**RECORDS FOR THIS EXERCISE**
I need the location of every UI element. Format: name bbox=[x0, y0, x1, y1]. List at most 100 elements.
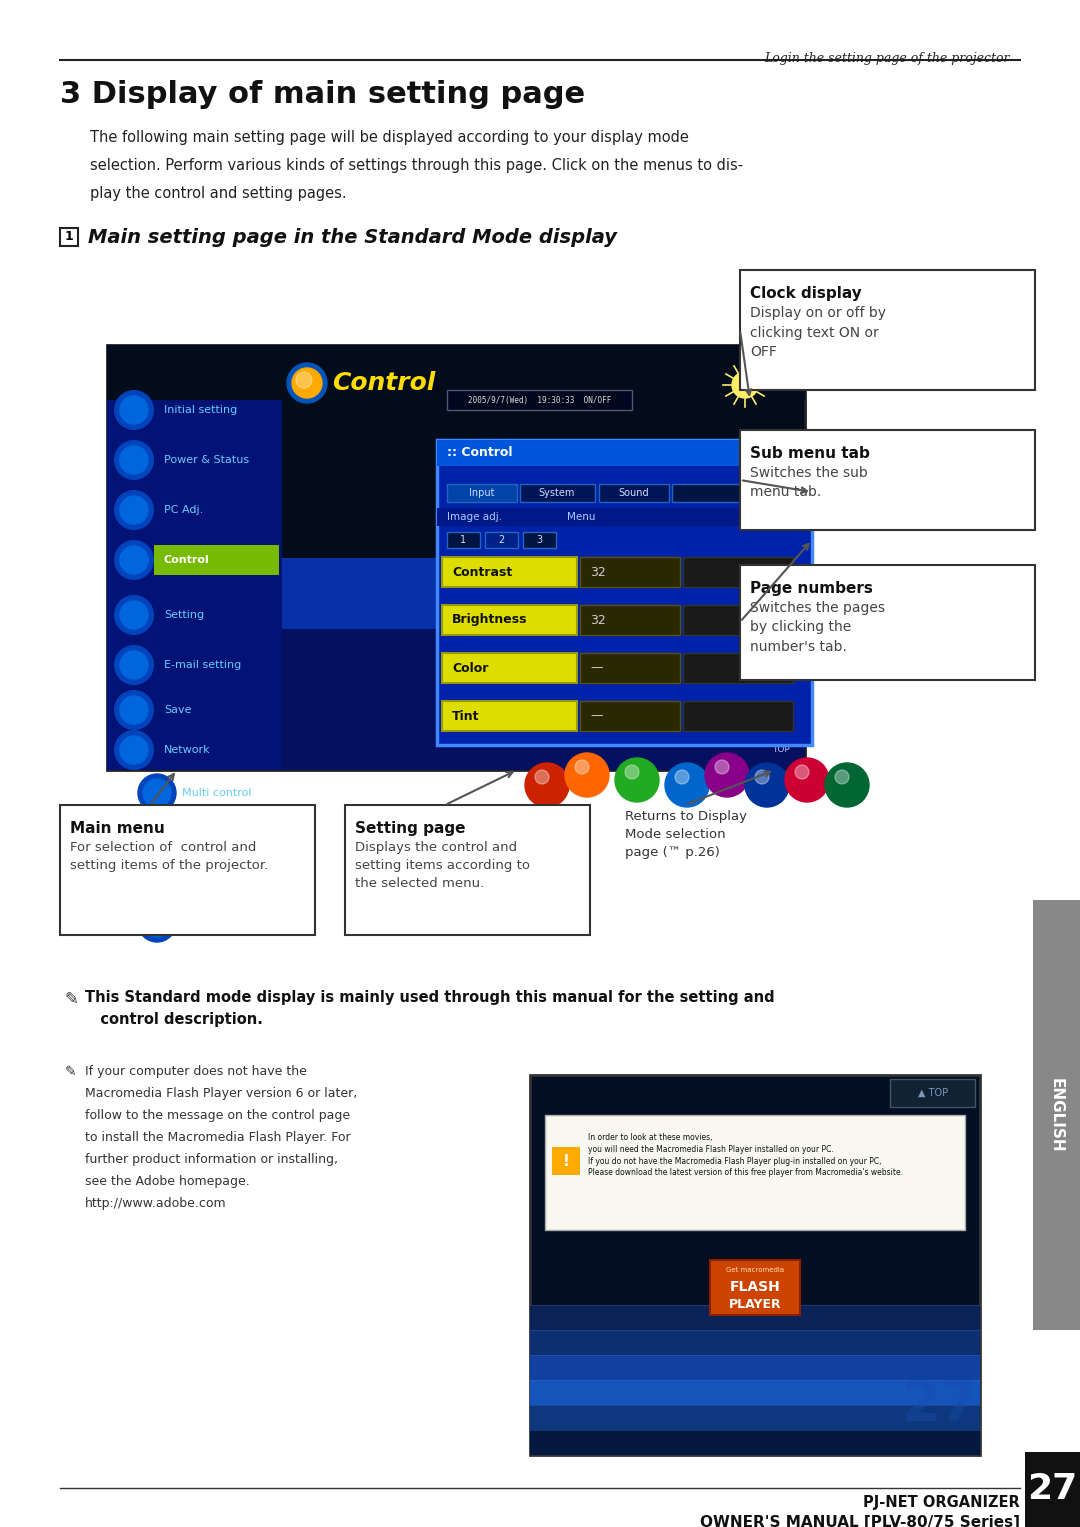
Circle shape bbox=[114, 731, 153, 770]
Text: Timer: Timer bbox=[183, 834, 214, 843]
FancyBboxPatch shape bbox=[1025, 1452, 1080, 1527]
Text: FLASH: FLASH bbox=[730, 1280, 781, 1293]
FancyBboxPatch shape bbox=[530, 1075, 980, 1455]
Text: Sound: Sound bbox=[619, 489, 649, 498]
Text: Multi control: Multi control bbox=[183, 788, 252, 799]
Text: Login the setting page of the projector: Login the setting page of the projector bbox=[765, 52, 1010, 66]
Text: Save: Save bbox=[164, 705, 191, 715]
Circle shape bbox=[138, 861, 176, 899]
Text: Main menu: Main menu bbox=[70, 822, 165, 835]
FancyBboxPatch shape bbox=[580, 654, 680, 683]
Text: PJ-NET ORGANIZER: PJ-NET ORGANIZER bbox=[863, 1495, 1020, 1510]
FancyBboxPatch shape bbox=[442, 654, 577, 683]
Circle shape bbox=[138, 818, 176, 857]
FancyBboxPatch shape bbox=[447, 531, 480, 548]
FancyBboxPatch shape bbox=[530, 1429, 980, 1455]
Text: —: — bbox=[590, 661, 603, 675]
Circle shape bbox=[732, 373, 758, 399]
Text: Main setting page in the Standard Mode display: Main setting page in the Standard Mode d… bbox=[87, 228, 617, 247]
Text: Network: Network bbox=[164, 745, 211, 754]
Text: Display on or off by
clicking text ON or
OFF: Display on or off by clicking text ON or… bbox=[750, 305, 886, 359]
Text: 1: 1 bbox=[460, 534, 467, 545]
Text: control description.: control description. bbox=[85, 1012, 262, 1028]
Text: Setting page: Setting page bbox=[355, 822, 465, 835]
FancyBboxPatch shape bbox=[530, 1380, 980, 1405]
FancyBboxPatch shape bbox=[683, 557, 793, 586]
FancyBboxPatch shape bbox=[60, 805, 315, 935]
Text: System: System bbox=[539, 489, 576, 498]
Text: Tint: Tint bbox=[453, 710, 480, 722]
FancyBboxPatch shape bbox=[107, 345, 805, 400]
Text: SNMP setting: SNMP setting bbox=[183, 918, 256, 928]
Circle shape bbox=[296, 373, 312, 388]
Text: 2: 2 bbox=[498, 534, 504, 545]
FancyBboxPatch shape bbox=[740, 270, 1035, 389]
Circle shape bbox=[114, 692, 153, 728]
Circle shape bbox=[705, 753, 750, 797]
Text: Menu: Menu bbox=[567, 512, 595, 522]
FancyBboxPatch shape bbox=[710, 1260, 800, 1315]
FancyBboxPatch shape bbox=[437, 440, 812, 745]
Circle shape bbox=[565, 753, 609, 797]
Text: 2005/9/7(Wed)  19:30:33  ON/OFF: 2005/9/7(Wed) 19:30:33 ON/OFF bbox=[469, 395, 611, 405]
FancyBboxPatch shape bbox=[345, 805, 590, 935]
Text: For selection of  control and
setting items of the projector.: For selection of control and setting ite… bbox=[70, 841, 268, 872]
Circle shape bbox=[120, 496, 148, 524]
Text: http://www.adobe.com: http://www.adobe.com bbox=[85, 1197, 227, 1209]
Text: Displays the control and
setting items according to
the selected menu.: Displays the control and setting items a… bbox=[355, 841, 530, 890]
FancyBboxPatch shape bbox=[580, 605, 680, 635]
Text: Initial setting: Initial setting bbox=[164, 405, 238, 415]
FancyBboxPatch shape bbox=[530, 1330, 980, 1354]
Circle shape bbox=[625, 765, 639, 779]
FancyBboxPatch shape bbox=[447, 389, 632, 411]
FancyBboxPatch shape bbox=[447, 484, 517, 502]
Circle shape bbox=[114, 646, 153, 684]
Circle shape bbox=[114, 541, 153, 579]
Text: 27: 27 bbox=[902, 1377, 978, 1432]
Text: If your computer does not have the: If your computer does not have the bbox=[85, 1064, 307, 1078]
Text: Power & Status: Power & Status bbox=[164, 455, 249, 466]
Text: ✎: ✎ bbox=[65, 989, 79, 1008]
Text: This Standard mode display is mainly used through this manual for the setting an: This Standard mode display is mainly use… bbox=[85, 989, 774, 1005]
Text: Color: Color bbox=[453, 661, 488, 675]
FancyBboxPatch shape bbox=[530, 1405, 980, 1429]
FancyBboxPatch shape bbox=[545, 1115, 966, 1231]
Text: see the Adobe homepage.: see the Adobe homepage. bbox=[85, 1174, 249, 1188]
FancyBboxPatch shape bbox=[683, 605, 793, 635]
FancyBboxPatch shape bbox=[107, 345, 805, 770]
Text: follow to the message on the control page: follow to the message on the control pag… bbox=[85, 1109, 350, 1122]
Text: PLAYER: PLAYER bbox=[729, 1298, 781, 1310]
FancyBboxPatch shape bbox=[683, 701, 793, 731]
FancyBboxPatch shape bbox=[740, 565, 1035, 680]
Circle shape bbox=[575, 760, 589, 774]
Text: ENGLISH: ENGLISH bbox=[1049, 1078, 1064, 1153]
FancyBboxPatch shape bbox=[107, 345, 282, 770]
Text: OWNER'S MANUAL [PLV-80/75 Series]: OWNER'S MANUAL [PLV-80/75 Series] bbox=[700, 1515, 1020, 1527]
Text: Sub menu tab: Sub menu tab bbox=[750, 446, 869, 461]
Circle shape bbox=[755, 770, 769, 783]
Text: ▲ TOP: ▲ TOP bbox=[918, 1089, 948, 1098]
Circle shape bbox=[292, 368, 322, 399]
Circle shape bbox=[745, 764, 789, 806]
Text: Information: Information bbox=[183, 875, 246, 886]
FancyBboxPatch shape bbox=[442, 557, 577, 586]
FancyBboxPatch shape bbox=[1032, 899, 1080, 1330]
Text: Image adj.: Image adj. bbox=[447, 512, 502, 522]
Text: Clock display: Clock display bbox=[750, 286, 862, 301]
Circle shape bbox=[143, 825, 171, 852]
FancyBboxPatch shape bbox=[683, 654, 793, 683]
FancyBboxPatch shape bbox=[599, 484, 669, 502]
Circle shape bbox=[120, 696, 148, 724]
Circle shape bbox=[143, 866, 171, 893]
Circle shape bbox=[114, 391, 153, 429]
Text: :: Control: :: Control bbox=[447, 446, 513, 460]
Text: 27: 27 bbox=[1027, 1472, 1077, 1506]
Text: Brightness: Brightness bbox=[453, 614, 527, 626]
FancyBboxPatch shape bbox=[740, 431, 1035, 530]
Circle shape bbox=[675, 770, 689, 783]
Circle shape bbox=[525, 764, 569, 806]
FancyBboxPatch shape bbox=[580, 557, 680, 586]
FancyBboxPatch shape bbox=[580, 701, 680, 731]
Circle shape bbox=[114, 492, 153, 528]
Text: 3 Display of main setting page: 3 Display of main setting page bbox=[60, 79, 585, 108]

**WHAT IS EXPECTED**
Can you put every one of the lines above into a JSON list of strings, one string per line, with blank lines dropped and the pictures left out?

**ANSWER IN FULL**
[
  "I need the location of every UI element. Format: name bbox=[x0, y0, x1, y1]. List at most 100 elements.",
  "Circle shape bbox=[114, 731, 153, 770]",
  "Text: Timer: Timer bbox=[183, 834, 214, 843]",
  "FancyBboxPatch shape bbox=[1025, 1452, 1080, 1527]",
  "Text: FLASH: FLASH bbox=[730, 1280, 781, 1293]",
  "FancyBboxPatch shape bbox=[530, 1075, 980, 1455]",
  "Text: Sound: Sound bbox=[619, 489, 649, 498]",
  "Text: Multi control: Multi control bbox=[183, 788, 252, 799]",
  "Text: Login the setting page of the projector: Login the setting page of the projector bbox=[765, 52, 1010, 66]",
  "Text: Save: Save bbox=[164, 705, 191, 715]",
  "Circle shape bbox=[138, 861, 176, 899]",
  "Text: Main menu: Main menu bbox=[70, 822, 165, 835]",
  "FancyBboxPatch shape bbox=[580, 654, 680, 683]",
  "Text: PJ-NET ORGANIZER: PJ-NET ORGANIZER bbox=[863, 1495, 1020, 1510]",
  "FancyBboxPatch shape bbox=[442, 654, 577, 683]",
  "Circle shape bbox=[138, 818, 176, 857]",
  "FancyBboxPatch shape bbox=[447, 531, 480, 548]",
  "FancyBboxPatch shape bbox=[530, 1429, 980, 1455]",
  "Text: —: — bbox=[590, 661, 603, 675]",
  "Circle shape bbox=[732, 373, 758, 399]",
  "Text: Main setting page in the Standard Mode display: Main setting page in the Standard Mode d… bbox=[87, 228, 617, 247]",
  "Text: Network: Network bbox=[164, 745, 211, 754]",
  "Text: Display on or off by",
  "clicking text ON or",
  "OFF: Display on or off by clicking text ON or… bbox=[750, 305, 886, 359]",
  "Text: 1: 1 bbox=[460, 534, 467, 545]",
  "Text: control description.: control description. bbox=[85, 1012, 262, 1028]",
  "Text: Setting page: Setting page bbox=[355, 822, 465, 835]",
  "FancyBboxPatch shape bbox=[530, 1380, 980, 1405]",
  "FancyBboxPatch shape bbox=[683, 557, 793, 586]",
  "FancyBboxPatch shape bbox=[60, 805, 315, 935]",
  "Text: System: System bbox=[539, 489, 576, 498]",
  "Text: Tint: Tint bbox=[453, 710, 480, 722]",
  "FancyBboxPatch shape bbox=[107, 345, 805, 400]",
  "Text: SNMP setting: SNMP setting bbox=[183, 918, 256, 928]",
  "Circle shape bbox=[296, 373, 312, 388]",
  "Text: 2: 2 bbox=[498, 534, 504, 545]",
  "FancyBboxPatch shape bbox=[740, 270, 1035, 389]",
  "Circle shape bbox=[114, 692, 153, 728]",
  "Circle shape bbox=[705, 753, 750, 797]",
  "Text: Menu: Menu bbox=[567, 512, 595, 522]",
  "FancyBboxPatch shape bbox=[710, 1260, 800, 1315]",
  "FancyBboxPatch shape bbox=[437, 440, 812, 745]",
  "Circle shape bbox=[565, 753, 609, 797]",
  "Text: 2005/9/7(Wed)  19:30:33  ON/OFF: 2005/9/7(Wed) 19:30:33 ON/OFF bbox=[469, 395, 611, 405]",
  "FancyBboxPatch shape bbox=[345, 805, 590, 935]",
  "Text: For selection of  control and",
  "setting items of the projector.: For selection of control and setting ite… bbox=[70, 841, 268, 872]",
  "Circle shape bbox=[120, 496, 148, 524]",
  "Text: http://www.adobe.com: http://www.adobe.com bbox=[85, 1197, 227, 1209]",
  "Text: Displays the control and",
  "setting items according to",
  "the selected menu.: Displays the control and setting items a… bbox=[355, 841, 530, 890]",
  "FancyBboxPatch shape bbox=[580, 605, 680, 635]",
  "Text: Initial setting: Initial setting bbox=[164, 405, 238, 415]",
  "FancyBboxPatch shape bbox=[530, 1330, 980, 1354]",
  "Circle shape bbox=[625, 765, 639, 779]",
  "FancyBboxPatch shape bbox=[447, 389, 632, 411]",
  "FancyBboxPatch shape bbox=[447, 484, 517, 502]",
  "Circle shape bbox=[114, 646, 153, 684]",
  "Circle shape bbox=[114, 541, 153, 579]",
  "Text: 27: 27 bbox=[902, 1377, 978, 1432]",
  "Text: If your computer does not have the: If your computer does not have the bbox=[85, 1064, 307, 1078]",
  "Text: Power & Status: Power & Status bbox=[164, 455, 249, 466]",
  "Text: ✎: ✎ bbox=[65, 989, 79, 1008]",
  "Text: This Standard mode display is mainly used through this manual for the setting an: This Standard mode display is mainly use… bbox=[85, 989, 774, 1005]",
  "Text: Color: Color bbox=[453, 661, 488, 675]",
  "FancyBboxPatch shape bbox=[530, 1405, 980, 1429]",
  "FancyBboxPatch shape bbox=[545, 1115, 966, 1231]",
  "Text: see the Adobe homepage.: see the Adobe homepage. bbox=[85, 1174, 249, 1188]",
  "FancyBboxPatch shape bbox=[683, 605, 793, 635]",
  "FancyBboxPatch shape bbox=[107, 345, 805, 770]",
  "Text: follow to the message on the control page: follow to the message on the control pag… bbox=[85, 1109, 350, 1122]",
  "Text: PLAYER: PLAYER bbox=[729, 1298, 781, 1310]",
  "FancyBboxPatch shape bbox=[683, 701, 793, 731]",
  "FancyBboxPatch shape bbox=[740, 565, 1035, 680]",
  "Circle shape bbox=[575, 760, 589, 774]",
  "Text: ENGLISH: ENGLISH bbox=[1049, 1078, 1064, 1153]",
  "FancyBboxPatch shape bbox=[107, 345, 282, 770]",
  "Text: OWNER'S MANUAL [PLV-80/75 Series]: OWNER'S MANUAL [PLV-80/75 Series] bbox=[700, 1515, 1020, 1527]",
  "Text: Sub menu tab: Sub menu tab bbox=[750, 446, 869, 461]",
  "Circle shape bbox=[755, 770, 769, 783]",
  "Text: ▲ TOP: ▲ TOP bbox=[918, 1089, 948, 1098]",
  "Circle shape bbox=[292, 368, 322, 399]",
  "Circle shape bbox=[745, 764, 789, 806]",
  "Text: Information: Information bbox=[183, 875, 246, 886]",
  "FancyBboxPatch shape bbox=[442, 557, 577, 586]",
  "FancyBboxPatch shape bbox=[1032, 899, 1080, 1330]",
  "Text: Image adj.: Image adj. bbox=[447, 512, 502, 522]",
  "Text: Clock display: Clock display bbox=[750, 286, 862, 301]",
  "Circle shape bbox=[143, 825, 171, 852]",
  "FancyBboxPatch shape bbox=[683, 654, 793, 683]",
  "FancyBboxPatch shape bbox=[599, 484, 669, 502]",
  "Circle shape bbox=[120, 696, 148, 724]",
  "Circle shape bbox=[143, 866, 171, 893]",
  "Circle shape bbox=[114, 391, 153, 429]",
  "Text: :: Control: :: Control bbox=[447, 446, 513, 460]",
  "Text: 27: 27 bbox=[1027, 1472, 1077, 1506]",
  "Text: Brightness: Brightness bbox=[453, 614, 527, 626]",
  "FancyBboxPatch shape bbox=[740, 431, 1035, 530]",
  "Circle shape bbox=[675, 770, 689, 783]",
  "Circle shape bbox=[525, 764, 569, 806]",
  "FancyBboxPatch shape bbox=[580, 557, 680, 586]",
  "FancyBboxPatch shape bbox=[580, 701, 680, 731]",
  "Circle shape bbox=[114, 492, 153, 528]",
  "Text: 3 Display of main setting page: 3 Display of main setting page bbox=[60, 79, 585, 108]"
]